Records for the exercise

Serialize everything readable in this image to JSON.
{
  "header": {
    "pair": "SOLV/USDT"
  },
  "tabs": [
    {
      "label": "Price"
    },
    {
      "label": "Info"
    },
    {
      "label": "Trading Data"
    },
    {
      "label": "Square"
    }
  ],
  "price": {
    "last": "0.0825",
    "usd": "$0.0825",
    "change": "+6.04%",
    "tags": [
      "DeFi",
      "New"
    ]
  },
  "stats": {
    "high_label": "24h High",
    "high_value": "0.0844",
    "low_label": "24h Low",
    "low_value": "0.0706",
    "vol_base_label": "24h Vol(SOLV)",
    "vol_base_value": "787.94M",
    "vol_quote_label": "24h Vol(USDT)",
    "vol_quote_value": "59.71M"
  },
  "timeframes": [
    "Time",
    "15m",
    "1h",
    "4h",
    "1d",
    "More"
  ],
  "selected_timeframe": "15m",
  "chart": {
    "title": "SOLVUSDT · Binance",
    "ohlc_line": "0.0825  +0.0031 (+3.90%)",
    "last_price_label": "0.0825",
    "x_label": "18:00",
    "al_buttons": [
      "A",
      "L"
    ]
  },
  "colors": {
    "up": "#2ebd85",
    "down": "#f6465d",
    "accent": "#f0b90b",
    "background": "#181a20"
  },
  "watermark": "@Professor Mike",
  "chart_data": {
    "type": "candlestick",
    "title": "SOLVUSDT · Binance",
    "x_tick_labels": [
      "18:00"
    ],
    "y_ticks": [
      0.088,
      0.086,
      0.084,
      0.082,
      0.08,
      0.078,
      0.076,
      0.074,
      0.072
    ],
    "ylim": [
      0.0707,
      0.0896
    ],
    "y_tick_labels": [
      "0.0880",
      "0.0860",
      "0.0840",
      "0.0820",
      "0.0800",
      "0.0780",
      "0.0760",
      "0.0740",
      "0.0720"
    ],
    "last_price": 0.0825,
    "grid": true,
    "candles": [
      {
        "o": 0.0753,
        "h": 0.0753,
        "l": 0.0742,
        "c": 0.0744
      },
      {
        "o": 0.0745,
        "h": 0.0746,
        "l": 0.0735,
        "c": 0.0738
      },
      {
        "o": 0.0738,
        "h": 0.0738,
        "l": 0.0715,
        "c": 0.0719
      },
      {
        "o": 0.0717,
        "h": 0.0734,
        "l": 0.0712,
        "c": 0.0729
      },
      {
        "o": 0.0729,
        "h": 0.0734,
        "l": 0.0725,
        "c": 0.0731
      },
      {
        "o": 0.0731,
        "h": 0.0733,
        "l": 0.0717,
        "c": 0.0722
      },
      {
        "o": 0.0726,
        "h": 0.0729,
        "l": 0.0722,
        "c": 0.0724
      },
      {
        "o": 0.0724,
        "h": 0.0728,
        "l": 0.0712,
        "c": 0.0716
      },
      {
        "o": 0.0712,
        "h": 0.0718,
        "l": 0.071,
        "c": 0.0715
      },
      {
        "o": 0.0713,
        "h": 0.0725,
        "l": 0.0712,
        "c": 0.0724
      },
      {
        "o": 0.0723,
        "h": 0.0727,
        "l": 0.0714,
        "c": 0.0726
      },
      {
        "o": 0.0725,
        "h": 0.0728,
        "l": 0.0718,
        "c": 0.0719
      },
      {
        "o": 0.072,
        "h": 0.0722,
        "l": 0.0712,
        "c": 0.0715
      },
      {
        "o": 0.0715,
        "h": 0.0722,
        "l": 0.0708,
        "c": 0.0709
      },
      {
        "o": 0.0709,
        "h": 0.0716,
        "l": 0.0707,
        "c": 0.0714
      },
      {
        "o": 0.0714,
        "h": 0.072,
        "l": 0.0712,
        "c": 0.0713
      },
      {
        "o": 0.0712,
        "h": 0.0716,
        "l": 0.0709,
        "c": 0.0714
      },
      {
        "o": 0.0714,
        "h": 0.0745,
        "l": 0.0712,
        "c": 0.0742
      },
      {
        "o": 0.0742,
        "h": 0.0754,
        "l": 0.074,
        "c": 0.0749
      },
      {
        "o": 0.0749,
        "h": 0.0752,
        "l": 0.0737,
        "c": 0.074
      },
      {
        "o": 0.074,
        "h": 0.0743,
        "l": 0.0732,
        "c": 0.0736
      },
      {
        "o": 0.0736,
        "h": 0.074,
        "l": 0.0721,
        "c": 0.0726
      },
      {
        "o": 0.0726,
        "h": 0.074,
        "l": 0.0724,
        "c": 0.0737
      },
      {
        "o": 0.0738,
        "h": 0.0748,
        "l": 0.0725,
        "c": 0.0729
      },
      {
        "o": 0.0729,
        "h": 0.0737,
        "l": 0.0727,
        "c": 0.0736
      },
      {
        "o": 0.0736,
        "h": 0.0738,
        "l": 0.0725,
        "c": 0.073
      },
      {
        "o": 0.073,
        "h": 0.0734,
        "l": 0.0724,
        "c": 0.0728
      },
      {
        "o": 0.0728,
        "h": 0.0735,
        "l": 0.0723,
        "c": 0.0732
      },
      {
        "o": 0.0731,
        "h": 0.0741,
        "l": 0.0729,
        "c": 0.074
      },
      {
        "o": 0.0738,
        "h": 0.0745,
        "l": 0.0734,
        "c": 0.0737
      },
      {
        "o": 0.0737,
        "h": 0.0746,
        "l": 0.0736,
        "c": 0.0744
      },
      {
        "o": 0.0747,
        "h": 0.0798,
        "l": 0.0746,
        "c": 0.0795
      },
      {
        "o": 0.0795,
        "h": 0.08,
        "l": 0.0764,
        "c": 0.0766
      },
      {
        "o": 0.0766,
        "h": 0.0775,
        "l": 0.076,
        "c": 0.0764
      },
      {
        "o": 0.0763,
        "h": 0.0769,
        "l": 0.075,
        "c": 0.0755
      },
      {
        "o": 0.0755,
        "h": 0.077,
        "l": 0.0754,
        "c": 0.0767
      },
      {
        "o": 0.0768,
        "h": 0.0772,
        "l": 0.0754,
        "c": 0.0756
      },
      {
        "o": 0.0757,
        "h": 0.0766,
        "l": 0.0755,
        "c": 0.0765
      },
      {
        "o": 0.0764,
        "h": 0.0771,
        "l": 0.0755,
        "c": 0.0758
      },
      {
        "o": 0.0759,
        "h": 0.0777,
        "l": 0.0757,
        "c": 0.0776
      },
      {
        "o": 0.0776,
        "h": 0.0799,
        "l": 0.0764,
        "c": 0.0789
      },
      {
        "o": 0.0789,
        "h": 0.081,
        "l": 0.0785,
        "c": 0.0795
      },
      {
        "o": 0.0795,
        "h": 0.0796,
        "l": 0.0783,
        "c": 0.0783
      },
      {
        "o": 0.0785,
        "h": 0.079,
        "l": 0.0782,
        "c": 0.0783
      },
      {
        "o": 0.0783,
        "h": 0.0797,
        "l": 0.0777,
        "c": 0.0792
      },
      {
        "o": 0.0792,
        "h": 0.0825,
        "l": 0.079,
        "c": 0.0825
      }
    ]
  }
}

What you will do
Using the entries above, please restate each one word for word.

Task response
Serialize everything readable in this image to JSON.
{
  "header": {
    "pair": "SOLV/USDT"
  },
  "tabs": [
    {
      "label": "Price"
    },
    {
      "label": "Info"
    },
    {
      "label": "Trading Data"
    },
    {
      "label": "Square"
    }
  ],
  "price": {
    "last": "0.0825",
    "usd": "$0.0825",
    "change": "+6.04%",
    "tags": [
      "DeFi",
      "New"
    ]
  },
  "stats": {
    "high_label": "24h High",
    "high_value": "0.0844",
    "low_label": "24h Low",
    "low_value": "0.0706",
    "vol_base_label": "24h Vol(SOLV)",
    "vol_base_value": "787.94M",
    "vol_quote_label": "24h Vol(USDT)",
    "vol_quote_value": "59.71M"
  },
  "timeframes": [
    "Time",
    "15m",
    "1h",
    "4h",
    "1d",
    "More"
  ],
  "selected_timeframe": "15m",
  "chart": {
    "title": "SOLVUSDT · Binance",
    "ohlc_line": "0.0825  +0.0031 (+3.90%)",
    "last_price_label": "0.0825",
    "x_label": "18:00",
    "al_buttons": [
      "A",
      "L"
    ]
  },
  "colors": {
    "up": "#2ebd85",
    "down": "#f6465d",
    "accent": "#f0b90b",
    "background": "#181a20"
  },
  "watermark": "@Professor Mike",
  "chart_data": {
    "type": "candlestick",
    "title": "SOLVUSDT · Binance",
    "x_tick_labels": [
      "18:00"
    ],
    "y_ticks": [
      0.088,
      0.086,
      0.084,
      0.082,
      0.08,
      0.078,
      0.076,
      0.074,
      0.072
    ],
    "ylim": [
      0.0707,
      0.0896
    ],
    "y_tick_labels": [
      "0.0880",
      "0.0860",
      "0.0840",
      "0.0820",
      "0.0800",
      "0.0780",
      "0.0760",
      "0.0740",
      "0.0720"
    ],
    "last_price": 0.0825,
    "grid": true,
    "candles": [
      {
        "o": 0.0753,
        "h": 0.0753,
        "l": 0.0742,
        "c": 0.0744
      },
      {
        "o": 0.0745,
        "h": 0.0746,
        "l": 0.0735,
        "c": 0.0738
      },
      {
        "o": 0.0738,
        "h": 0.0738,
        "l": 0.0715,
        "c": 0.0719
      },
      {
        "o": 0.0717,
        "h": 0.0734,
        "l": 0.0712,
        "c": 0.0729
      },
      {
        "o": 0.0729,
        "h": 0.0734,
        "l": 0.0725,
        "c": 0.0731
      },
      {
        "o": 0.0731,
        "h": 0.0733,
        "l": 0.0717,
        "c": 0.0722
      },
      {
        "o": 0.0726,
        "h": 0.0729,
        "l": 0.0722,
        "c": 0.0724
      },
      {
        "o": 0.0724,
        "h": 0.0728,
        "l": 0.0712,
        "c": 0.0716
      },
      {
        "o": 0.0712,
        "h": 0.0718,
        "l": 0.071,
        "c": 0.0715
      },
      {
        "o": 0.0713,
        "h": 0.0725,
        "l": 0.0712,
        "c": 0.0724
      },
      {
        "o": 0.0723,
        "h": 0.0727,
        "l": 0.0714,
        "c": 0.0726
      },
      {
        "o": 0.0725,
        "h": 0.0728,
        "l": 0.0718,
        "c": 0.0719
      },
      {
        "o": 0.072,
        "h": 0.0722,
        "l": 0.0712,
        "c": 0.0715
      },
      {
        "o": 0.0715,
        "h": 0.0722,
        "l": 0.0708,
        "c": 0.0709
      },
      {
        "o": 0.0709,
        "h": 0.0716,
        "l": 0.0707,
        "c": 0.0714
      },
      {
        "o": 0.0714,
        "h": 0.072,
        "l": 0.0712,
        "c": 0.0713
      },
      {
        "o": 0.0712,
        "h": 0.0716,
        "l": 0.0709,
        "c": 0.0714
      },
      {
        "o": 0.0714,
        "h": 0.0745,
        "l": 0.0712,
        "c": 0.0742
      },
      {
        "o": 0.0742,
        "h": 0.0754,
        "l": 0.074,
        "c": 0.0749
      },
      {
        "o": 0.0749,
        "h": 0.0752,
        "l": 0.0737,
        "c": 0.074
      },
      {
        "o": 0.074,
        "h": 0.0743,
        "l": 0.0732,
        "c": 0.0736
      },
      {
        "o": 0.0736,
        "h": 0.074,
        "l": 0.0721,
        "c": 0.0726
      },
      {
        "o": 0.0726,
        "h": 0.074,
        "l": 0.0724,
        "c": 0.0737
      },
      {
        "o": 0.0738,
        "h": 0.0748,
        "l": 0.0725,
        "c": 0.0729
      },
      {
        "o": 0.0729,
        "h": 0.0737,
        "l": 0.0727,
        "c": 0.0736
      },
      {
        "o": 0.0736,
        "h": 0.0738,
        "l": 0.0725,
        "c": 0.073
      },
      {
        "o": 0.073,
        "h": 0.0734,
        "l": 0.0724,
        "c": 0.0728
      },
      {
        "o": 0.0728,
        "h": 0.0735,
        "l": 0.0723,
        "c": 0.0732
      },
      {
        "o": 0.0731,
        "h": 0.0741,
        "l": 0.0729,
        "c": 0.074
      },
      {
        "o": 0.0738,
        "h": 0.0745,
        "l": 0.0734,
        "c": 0.0737
      },
      {
        "o": 0.0737,
        "h": 0.0746,
        "l": 0.0736,
        "c": 0.0744
      },
      {
        "o": 0.0747,
        "h": 0.0798,
        "l": 0.0746,
        "c": 0.0795
      },
      {
        "o": 0.0795,
        "h": 0.08,
        "l": 0.0764,
        "c": 0.0766
      },
      {
        "o": 0.0766,
        "h": 0.0775,
        "l": 0.076,
        "c": 0.0764
      },
      {
        "o": 0.0763,
        "h": 0.0769,
        "l": 0.075,
        "c": 0.0755
      },
      {
        "o": 0.0755,
        "h": 0.077,
        "l": 0.0754,
        "c": 0.0767
      },
      {
        "o": 0.0768,
        "h": 0.0772,
        "l": 0.0754,
        "c": 0.0756
      },
      {
        "o": 0.0757,
        "h": 0.0766,
        "l": 0.0755,
        "c": 0.0765
      },
      {
        "o": 0.0764,
        "h": 0.0771,
        "l": 0.0755,
        "c": 0.0758
      },
      {
        "o": 0.0759,
        "h": 0.0777,
        "l": 0.0757,
        "c": 0.0776
      },
      {
        "o": 0.0776,
        "h": 0.0799,
        "l": 0.0764,
        "c": 0.0789
      },
      {
        "o": 0.0789,
        "h": 0.081,
        "l": 0.0785,
        "c": 0.0795
      },
      {
        "o": 0.0795,
        "h": 0.0796,
        "l": 0.0783,
        "c": 0.0783
      },
      {
        "o": 0.0785,
        "h": 0.079,
        "l": 0.0782,
        "c": 0.0783
      },
      {
        "o": 0.0783,
        "h": 0.0797,
        "l": 0.0777,
        "c": 0.0792
      },
      {
        "o": 0.0792,
        "h": 0.0825,
        "l": 0.079,
        "c": 0.0825
      }
    ]
  }
}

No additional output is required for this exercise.